Tarea:
Copia de nuevo el texto sobre el licor de cáñamo desde "Los consumidores, ávidos" hasta "elaborada a base de cáñamo.", ambos incluidos. Cambia "Florida" por "California".

Texto de origen:
=-=-=-=-=

Myschyf, licor de cáñamo

El “jager” de cáñamo

Alrededor del Jägermeister y el gin-tonic se ha creado una nueva cultura mainstream del beber. Ayudadas por las redes sociales,las bebidas nocturnas se han convertido en parte imprescindible del ocio, transformando al público en verdaderos sibaritas del licor. La nueva vuelta de tuerca viene de la mano de Myschyf, un licor elaborado a base de cáñamo

Los consumidores, ávidos de sabores nuevos, demandan sorpresas y novedades a pesar de estar abonados a marcas como Jägermeister y copas clásicas como el gin-tonic. Fruto de esta moda ha surgido una nueva bebida que cumple con todos los requisitos para convertirse en la nueva sensación del mercado. El licor elaborado a base de cáñamo.

‘Myschyf’ nace de las mentes de Garett Hagan y Drew Shprintz, dos empresarios de la noche que trabajaban juntos en clubes nocturnos del sur de Florida. Horas y horas detrás de las barras que, tras una conversación sobre licores, les empujó a crear su propia bebida elaborada a base de cáñamo.

=-=-=-=-=

Listado de datos:
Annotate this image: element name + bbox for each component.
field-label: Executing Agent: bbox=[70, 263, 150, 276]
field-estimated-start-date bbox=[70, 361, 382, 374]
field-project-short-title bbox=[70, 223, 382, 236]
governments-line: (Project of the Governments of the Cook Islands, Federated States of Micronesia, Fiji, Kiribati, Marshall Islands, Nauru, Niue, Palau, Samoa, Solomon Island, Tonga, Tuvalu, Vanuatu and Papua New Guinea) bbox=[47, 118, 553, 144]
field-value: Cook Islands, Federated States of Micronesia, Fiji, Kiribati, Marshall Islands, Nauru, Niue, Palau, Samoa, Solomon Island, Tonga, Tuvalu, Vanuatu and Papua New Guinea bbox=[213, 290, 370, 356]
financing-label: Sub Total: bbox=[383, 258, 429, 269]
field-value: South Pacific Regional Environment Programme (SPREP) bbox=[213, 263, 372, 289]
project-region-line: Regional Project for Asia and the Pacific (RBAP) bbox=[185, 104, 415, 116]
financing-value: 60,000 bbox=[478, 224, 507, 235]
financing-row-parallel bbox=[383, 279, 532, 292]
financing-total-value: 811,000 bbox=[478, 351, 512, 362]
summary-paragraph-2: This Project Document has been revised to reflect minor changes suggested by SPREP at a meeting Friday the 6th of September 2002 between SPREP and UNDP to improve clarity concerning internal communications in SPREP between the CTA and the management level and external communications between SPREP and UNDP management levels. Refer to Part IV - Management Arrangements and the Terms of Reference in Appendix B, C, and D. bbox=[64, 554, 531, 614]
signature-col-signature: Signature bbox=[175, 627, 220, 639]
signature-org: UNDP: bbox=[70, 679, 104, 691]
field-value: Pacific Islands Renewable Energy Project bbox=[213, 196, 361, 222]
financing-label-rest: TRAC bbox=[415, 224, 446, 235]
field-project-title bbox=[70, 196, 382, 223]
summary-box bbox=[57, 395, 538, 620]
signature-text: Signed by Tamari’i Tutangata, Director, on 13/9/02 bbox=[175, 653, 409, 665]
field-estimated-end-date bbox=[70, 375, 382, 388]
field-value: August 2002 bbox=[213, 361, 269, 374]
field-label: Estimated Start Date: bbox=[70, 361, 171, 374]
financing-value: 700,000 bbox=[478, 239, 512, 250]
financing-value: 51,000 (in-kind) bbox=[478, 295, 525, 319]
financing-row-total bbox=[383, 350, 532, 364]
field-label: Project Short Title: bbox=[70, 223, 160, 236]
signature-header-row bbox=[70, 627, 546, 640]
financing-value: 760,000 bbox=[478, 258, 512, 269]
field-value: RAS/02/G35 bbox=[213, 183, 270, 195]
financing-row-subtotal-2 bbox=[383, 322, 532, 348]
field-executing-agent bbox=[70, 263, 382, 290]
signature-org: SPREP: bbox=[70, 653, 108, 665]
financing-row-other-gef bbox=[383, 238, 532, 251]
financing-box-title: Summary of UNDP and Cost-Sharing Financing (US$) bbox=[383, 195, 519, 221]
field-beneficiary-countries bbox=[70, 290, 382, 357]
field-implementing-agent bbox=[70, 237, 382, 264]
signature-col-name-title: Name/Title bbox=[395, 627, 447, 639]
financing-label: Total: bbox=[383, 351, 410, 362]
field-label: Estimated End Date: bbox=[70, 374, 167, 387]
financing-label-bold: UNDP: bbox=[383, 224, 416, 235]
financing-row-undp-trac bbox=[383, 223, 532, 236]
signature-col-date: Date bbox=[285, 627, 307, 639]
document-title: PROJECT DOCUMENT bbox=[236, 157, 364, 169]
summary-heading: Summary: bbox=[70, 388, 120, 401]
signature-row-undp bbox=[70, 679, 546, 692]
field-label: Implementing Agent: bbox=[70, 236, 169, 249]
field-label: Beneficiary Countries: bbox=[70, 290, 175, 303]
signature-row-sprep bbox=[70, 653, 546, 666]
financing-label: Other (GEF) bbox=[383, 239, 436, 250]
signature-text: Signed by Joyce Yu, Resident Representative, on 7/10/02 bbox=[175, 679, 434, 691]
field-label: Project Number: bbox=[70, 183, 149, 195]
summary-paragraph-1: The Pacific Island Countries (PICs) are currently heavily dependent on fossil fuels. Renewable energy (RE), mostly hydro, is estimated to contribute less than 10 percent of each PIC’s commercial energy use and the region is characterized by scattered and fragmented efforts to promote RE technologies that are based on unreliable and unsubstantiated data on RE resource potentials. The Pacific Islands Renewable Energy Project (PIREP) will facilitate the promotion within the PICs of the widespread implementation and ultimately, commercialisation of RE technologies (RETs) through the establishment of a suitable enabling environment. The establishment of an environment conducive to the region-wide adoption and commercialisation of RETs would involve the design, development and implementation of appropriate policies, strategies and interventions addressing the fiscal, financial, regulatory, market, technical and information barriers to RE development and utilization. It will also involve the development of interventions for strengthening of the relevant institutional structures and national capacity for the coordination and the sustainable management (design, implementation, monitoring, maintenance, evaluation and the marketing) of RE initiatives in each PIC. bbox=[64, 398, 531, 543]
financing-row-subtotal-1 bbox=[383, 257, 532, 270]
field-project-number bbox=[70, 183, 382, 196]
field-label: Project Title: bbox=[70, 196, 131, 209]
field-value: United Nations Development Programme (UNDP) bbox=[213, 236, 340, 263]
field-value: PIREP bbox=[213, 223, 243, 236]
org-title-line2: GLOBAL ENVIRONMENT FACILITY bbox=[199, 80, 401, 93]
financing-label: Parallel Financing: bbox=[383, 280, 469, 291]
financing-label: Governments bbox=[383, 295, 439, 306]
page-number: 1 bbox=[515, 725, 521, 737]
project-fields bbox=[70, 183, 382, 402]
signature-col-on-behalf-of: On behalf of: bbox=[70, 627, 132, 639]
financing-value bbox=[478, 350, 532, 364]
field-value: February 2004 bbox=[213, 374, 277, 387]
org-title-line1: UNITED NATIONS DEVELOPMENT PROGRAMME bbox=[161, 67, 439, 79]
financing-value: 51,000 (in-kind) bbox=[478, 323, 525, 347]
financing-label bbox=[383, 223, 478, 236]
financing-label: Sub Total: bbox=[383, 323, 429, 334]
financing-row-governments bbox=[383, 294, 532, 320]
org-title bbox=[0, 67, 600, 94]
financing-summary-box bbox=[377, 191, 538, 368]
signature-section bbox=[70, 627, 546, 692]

=-=-=-=-=

Respuesta:
Los consumidores, ávidos de sabores nuevos, demandan sorpresas y novedades a pesar de estar abonados a marcas como Jägermeister y copas clásicas como el gin-tonic. Fruto de esta moda ha surgido una nueva bebida que cumple con todos los requisitos para convertirse en la nueva sensación del mercado. El licor elaborado a base de cáñamo.

‘Myschyf’ nace de las mentes de Garett Hagan y Drew Shprintz, dos empresarios de la noche que trabajaban juntos en clubes nocturnos del sur de California. Horas y horas detrás de las barras que, tras una conversación sobre licores, les empujó a crear su propia bebida elaborada a base de cáñamo.